** start Input data **
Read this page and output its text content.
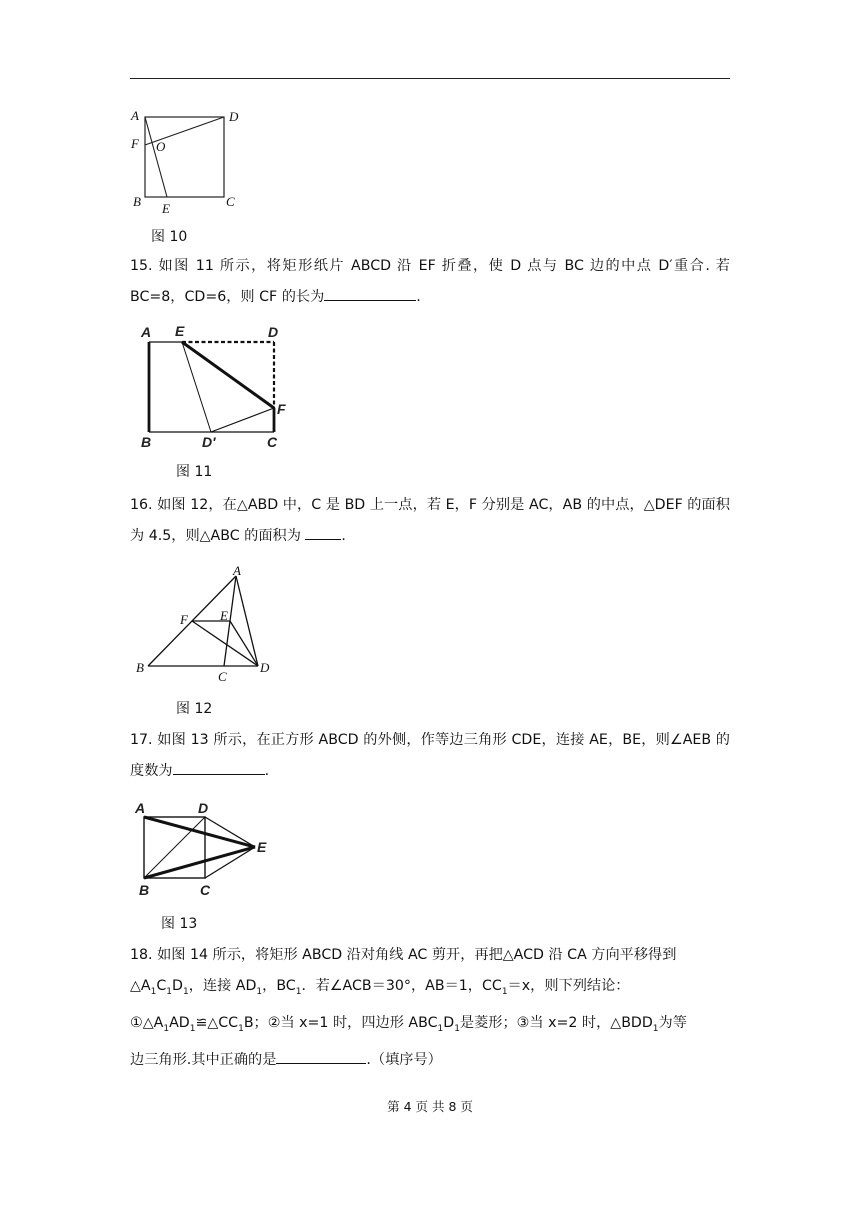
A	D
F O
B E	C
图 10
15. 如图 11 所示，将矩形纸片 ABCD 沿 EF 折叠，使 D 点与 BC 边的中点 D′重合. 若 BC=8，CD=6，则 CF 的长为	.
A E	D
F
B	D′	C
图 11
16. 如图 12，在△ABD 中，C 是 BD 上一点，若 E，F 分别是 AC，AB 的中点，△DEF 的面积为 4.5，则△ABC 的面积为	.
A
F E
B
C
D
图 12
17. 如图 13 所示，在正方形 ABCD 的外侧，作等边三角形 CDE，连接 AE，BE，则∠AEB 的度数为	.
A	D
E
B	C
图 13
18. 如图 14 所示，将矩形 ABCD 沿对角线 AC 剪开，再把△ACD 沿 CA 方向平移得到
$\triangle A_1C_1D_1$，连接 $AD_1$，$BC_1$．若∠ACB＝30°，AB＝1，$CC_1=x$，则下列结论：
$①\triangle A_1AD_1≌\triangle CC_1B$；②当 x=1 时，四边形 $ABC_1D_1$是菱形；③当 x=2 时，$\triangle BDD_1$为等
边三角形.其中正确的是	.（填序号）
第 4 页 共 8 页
** end Input data **
** start Input data **
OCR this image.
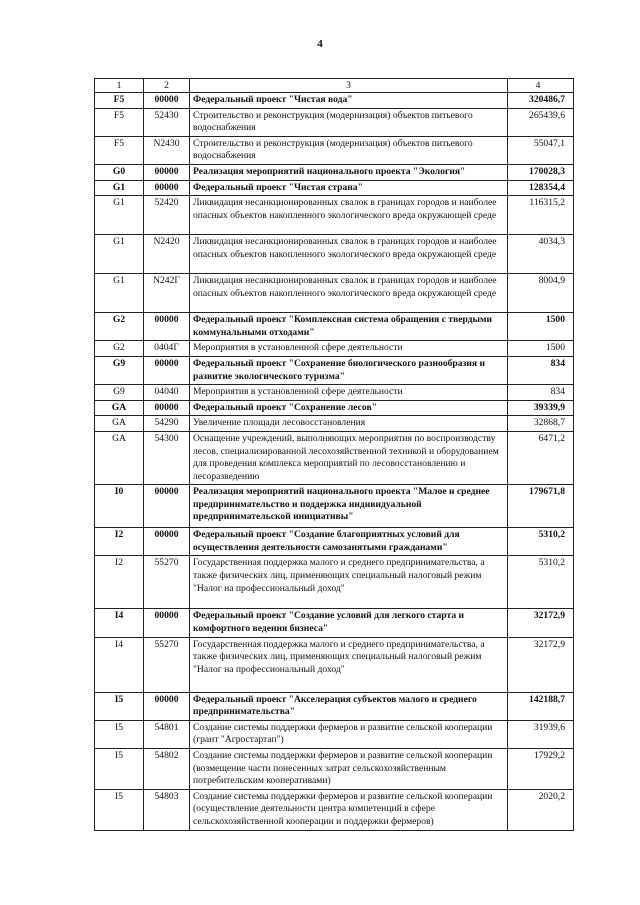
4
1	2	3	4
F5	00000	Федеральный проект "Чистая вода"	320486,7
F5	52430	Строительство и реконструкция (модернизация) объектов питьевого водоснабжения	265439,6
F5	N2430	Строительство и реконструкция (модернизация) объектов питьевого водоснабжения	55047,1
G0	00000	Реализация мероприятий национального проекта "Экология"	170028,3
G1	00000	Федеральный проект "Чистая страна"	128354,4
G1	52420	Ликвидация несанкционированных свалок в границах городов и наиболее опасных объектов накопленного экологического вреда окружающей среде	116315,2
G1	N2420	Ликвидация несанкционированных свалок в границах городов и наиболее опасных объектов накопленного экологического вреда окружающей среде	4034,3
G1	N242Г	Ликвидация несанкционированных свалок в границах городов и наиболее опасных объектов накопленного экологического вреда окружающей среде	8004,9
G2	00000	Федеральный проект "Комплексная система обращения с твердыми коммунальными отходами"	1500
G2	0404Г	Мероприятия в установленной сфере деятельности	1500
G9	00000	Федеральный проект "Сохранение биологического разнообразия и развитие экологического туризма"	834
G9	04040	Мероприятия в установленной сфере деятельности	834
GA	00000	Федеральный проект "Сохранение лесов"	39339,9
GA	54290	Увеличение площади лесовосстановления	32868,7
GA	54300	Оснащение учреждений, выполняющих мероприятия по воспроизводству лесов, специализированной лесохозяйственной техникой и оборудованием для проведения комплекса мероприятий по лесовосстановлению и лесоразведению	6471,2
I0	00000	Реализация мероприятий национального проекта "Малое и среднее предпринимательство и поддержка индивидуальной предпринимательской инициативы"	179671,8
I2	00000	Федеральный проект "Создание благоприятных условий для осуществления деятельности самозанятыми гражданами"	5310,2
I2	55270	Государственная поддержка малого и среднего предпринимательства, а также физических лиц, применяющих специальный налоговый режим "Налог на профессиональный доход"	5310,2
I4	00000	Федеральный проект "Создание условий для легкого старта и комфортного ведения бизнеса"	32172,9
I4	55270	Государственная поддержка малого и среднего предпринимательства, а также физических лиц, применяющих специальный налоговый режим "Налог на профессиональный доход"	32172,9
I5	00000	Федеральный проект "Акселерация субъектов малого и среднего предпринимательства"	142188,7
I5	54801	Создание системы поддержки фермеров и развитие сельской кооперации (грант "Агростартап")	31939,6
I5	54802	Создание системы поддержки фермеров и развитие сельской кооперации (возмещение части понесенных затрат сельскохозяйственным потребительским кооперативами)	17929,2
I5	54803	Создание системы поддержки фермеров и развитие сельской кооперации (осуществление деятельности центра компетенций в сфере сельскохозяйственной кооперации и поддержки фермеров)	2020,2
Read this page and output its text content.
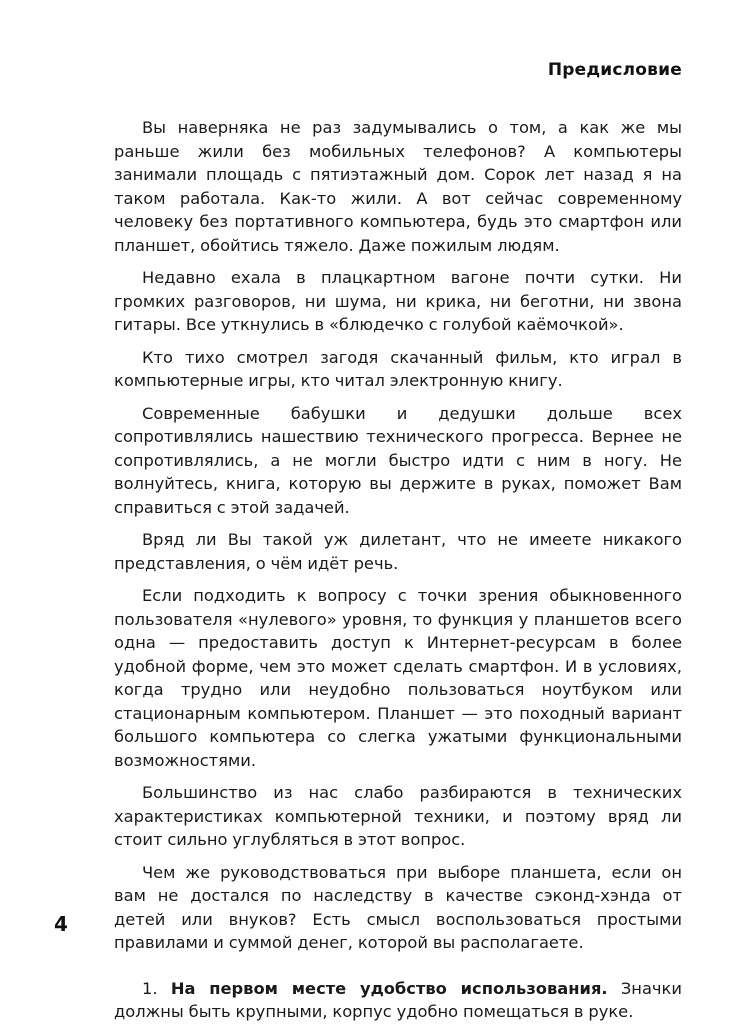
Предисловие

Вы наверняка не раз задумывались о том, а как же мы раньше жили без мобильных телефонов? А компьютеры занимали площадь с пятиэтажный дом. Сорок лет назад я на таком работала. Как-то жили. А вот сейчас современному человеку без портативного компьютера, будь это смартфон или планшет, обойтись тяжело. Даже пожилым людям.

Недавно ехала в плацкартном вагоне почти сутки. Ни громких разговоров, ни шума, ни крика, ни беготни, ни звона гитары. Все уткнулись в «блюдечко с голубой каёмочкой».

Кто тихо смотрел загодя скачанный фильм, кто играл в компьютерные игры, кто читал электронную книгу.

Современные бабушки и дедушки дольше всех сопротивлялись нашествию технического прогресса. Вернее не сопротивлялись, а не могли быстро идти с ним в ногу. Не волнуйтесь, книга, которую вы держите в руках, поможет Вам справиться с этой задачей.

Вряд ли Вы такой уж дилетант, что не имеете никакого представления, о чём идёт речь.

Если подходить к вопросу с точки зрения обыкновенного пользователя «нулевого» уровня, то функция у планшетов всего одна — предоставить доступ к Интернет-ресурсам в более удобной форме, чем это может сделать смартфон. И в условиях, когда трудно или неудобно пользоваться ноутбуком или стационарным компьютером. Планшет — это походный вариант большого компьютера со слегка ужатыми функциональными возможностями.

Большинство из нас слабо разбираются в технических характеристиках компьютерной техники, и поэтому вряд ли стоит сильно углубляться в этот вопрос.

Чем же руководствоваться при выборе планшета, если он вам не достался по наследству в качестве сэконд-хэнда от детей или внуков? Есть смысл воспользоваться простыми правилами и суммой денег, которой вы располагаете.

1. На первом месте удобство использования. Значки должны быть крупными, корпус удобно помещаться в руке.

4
** end Input data **
List all lines holding the string "компьютера".

Output below |
Вы наверняка не раз задумывались о том, а как же мы раньше жили без мобильных телефонов? А компьютеры занимали площадь с пятиэтажный дом. Сорок лет назад я на таком работала. Как-то жили. А вот сейчас современному человеку без портативного компьютера, будь это смартфон или планшет, обойтись тяжело. Даже пожилым людям.
Если подходить к вопросу с точки зрения обыкновенного пользователя «нулевого» уровня, то функция у планшетов всего одна — предоставить доступ к Интернет-ресурсам в более удобной форме, чем это может сделать смартфон. И в условиях, когда трудно или неудобно пользоваться ноутбуком или стационарным компьютером. Планшет — это походный вариант большого компьютера со слегка ужатыми функциональными возможностями.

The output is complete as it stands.